- Job
Repeat all of the material below exactly as written, images excluded.

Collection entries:
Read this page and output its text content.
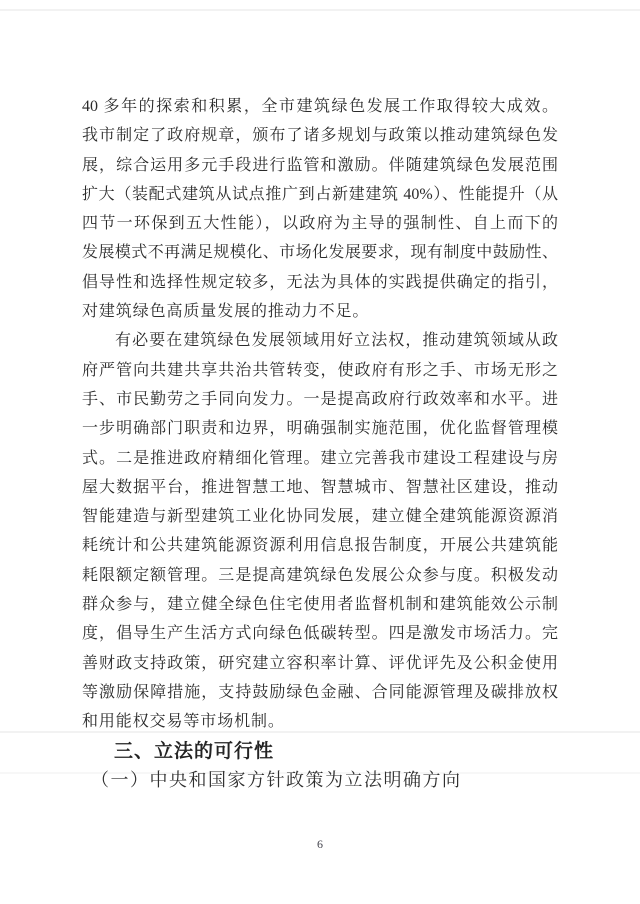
40 多年的探索和积累，全市建筑绿色发展工作取得较大成效。
我市制定了政府规章，颁布了诸多规划与政策以推动建筑绿色发
展，综合运用多元手段进行监管和激励。伴随建筑绿色发展范围
扩大（装配式建筑从试点推广到占新建建筑 40%）、性能提升（从
四节一环保到五大性能），以政府为主导的强制性、自上而下的
发展模式不再满足规模化、市场化发展要求，现有制度中鼓励性、
倡导性和选择性规定较多，无法为具体的实践提供确定的指引，
对建筑绿色高质量发展的推动力不足。
有必要在建筑绿色发展领域用好立法权，推动建筑领域从政
府严管向共建共享共治共管转变，使政府有形之手、市场无形之
手、市民勤劳之手同向发力。一是提高政府行政效率和水平。进
一步明确部门职责和边界，明确强制实施范围，优化监督管理模
式。二是推进政府精细化管理。建立完善我市建设工程建设与房
屋大数据平台，推进智慧工地、智慧城市、智慧社区建设，推动
智能建造与新型建筑工业化协同发展，建立健全建筑能源资源消
耗统计和公共建筑能源资源利用信息报告制度，开展公共建筑能
耗限额定额管理。三是提高建筑绿色发展公众参与度。积极发动
群众参与，建立健全绿色住宅使用者监督机制和建筑能效公示制
度，倡导生产生活方式向绿色低碳转型。四是激发市场活力。完
善财政支持政策，研究建立容积率计算、评优评先及公积金使用
等激励保障措施，支持鼓励绿色金融、合同能源管理及碳排放权
和用能权交易等市场机制。
三、立法的可行性
（一）中央和国家方针政策为立法明确方向
6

- Output below
Read this page and output its text content.
40 多年的探索和积累，全市建筑绿色发展工作取得较大成效。
我市制定了政府规章，颁布了诸多规划与政策以推动建筑绿色发
展，综合运用多元手段进行监管和激励。伴随建筑绿色发展范围
扩大（装配式建筑从试点推广到占新建建筑 40%）、性能提升（从
四节一环保到五大性能），以政府为主导的强制性、自上而下的
发展模式不再满足规模化、市场化发展要求，现有制度中鼓励性、
倡导性和选择性规定较多，无法为具体的实践提供确定的指引，
对建筑绿色高质量发展的推动力不足。
有必要在建筑绿色发展领域用好立法权，推动建筑领域从政
府严管向共建共享共治共管转变，使政府有形之手、市场无形之
手、市民勤劳之手同向发力。一是提高政府行政效率和水平。进
一步明确部门职责和边界，明确强制实施范围，优化监督管理模
式。二是推进政府精细化管理。建立完善我市建设工程建设与房
屋大数据平台，推进智慧工地、智慧城市、智慧社区建设，推动
智能建造与新型建筑工业化协同发展，建立健全建筑能源资源消
耗统计和公共建筑能源资源利用信息报告制度，开展公共建筑能
耗限额定额管理。三是提高建筑绿色发展公众参与度。积极发动
群众参与，建立健全绿色住宅使用者监督机制和建筑能效公示制
度，倡导生产生活方式向绿色低碳转型。四是激发市场活力。完
善财政支持政策，研究建立容积率计算、评优评先及公积金使用
等激励保障措施，支持鼓励绿色金融、合同能源管理及碳排放权
和用能权交易等市场机制。
三、立法的可行性
（一）中央和国家方针政策为立法明确方向
6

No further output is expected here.